### Exercise details
From the listing below, copy every line with the word "Which".

>>>

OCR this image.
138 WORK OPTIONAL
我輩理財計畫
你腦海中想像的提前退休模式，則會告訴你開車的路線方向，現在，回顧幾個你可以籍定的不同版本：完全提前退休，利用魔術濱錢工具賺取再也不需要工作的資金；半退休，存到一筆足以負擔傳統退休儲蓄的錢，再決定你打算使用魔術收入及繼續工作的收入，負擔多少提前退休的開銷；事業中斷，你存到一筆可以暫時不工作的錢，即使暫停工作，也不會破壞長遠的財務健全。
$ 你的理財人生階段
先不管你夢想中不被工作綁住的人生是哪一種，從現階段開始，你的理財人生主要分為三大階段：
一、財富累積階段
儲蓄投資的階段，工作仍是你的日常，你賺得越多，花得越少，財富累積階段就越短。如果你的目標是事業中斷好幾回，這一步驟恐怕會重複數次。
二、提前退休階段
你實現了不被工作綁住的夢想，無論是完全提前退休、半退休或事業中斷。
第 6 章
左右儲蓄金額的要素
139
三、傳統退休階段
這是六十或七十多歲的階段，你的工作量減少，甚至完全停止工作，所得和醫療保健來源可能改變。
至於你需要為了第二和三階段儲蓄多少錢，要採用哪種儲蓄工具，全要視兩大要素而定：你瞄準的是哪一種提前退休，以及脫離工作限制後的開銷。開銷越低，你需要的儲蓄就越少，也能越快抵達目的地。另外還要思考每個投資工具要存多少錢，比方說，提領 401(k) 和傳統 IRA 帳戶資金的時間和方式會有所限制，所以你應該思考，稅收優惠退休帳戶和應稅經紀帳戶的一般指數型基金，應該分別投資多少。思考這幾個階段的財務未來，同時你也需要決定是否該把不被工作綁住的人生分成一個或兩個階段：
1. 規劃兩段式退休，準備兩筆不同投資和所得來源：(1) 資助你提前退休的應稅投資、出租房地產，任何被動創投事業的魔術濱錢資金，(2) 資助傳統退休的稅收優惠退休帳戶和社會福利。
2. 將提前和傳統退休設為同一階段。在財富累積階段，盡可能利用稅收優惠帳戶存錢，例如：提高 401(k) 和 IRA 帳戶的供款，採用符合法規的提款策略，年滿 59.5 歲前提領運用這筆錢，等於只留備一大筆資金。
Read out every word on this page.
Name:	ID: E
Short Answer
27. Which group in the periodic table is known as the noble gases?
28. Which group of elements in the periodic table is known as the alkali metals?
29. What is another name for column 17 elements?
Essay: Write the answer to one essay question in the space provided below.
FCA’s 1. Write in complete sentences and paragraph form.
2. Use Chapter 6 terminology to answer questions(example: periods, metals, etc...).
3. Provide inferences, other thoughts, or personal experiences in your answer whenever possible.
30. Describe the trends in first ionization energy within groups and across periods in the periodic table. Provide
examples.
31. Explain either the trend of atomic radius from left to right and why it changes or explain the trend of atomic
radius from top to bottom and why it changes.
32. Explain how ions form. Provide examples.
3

<<<

### Full output
27. Which group in the periodic table is known as the noble gases?
28. Which group of elements in the periodic table is known as the alkali metals?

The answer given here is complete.